YOUR INSTRUCTIONS:
Quote the full listing word for word.

DATA:

=-=-=

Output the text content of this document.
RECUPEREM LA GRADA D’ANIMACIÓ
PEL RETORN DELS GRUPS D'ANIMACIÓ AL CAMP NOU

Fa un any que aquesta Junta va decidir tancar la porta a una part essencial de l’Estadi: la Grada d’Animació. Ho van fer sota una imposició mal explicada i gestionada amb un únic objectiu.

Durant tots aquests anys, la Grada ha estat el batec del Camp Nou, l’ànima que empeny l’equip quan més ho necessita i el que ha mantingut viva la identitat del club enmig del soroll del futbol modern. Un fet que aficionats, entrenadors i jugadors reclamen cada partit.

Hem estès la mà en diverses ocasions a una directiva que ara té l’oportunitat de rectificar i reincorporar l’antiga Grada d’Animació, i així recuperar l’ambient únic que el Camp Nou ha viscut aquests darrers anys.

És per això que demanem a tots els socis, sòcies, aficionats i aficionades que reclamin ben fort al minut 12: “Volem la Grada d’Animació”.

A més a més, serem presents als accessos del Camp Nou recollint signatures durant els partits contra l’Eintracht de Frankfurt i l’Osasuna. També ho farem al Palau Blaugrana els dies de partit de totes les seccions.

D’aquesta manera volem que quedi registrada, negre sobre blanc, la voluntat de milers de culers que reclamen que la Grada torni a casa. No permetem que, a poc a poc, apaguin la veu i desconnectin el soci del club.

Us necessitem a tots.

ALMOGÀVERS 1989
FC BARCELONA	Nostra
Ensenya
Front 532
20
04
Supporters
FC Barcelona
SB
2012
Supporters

=-=-=

RESULT BELOW:
Output the text content of this document.
RECUPEREM LA GRADA D’ANIMACIÓ
PEL RETORN DELS GRUPS D'ANIMACIÓ AL CAMP NOU

Fa un any que aquesta Junta va decidir tancar la porta a una part essencial de l’Estadi: la Grada d’Animació. Ho van fer sota una imposició mal explicada i gestionada amb un únic objectiu.

Durant tots aquests anys, la Grada ha estat el batec del Camp Nou, l’ànima que empeny l’equip quan més ho necessita i el que ha mantingut viva la identitat del club enmig del soroll del futbol modern. Un fet que aficionats, entrenadors i jugadors reclamen cada partit.

Hem estès la mà en diverses ocasions a una directiva que ara té l’oportunitat de rectificar i reincorporar l’antiga Grada d’Animació, i així recuperar l’ambient únic que el Camp Nou ha viscut aquests darrers anys.

És per això que demanem a tots els socis, sòcies, aficionats i aficionades que reclamin ben fort al minut 12: “Volem la Grada d’Animació”.

A més a més, serem presents als accessos del Camp Nou recollint signatures durant els partits contra l’Eintracht de Frankfurt i l’Osasuna. També ho farem al Palau Blaugrana els dies de partit de totes les seccions.

D’aquesta manera volem que quedi registrada, negre sobre blanc, la voluntat de milers de culers que reclamen que la Grada torni a casa. No permetem que, a poc a poc, apaguin la veu i desconnectin el soci del club.

Us necessitem a tots.

ALMOGÀVERS 1989
FC BARCELONA	Nostra
Ensenya
Front 532
20
04
Supporters
FC Barcelona
SB
2012
Supporters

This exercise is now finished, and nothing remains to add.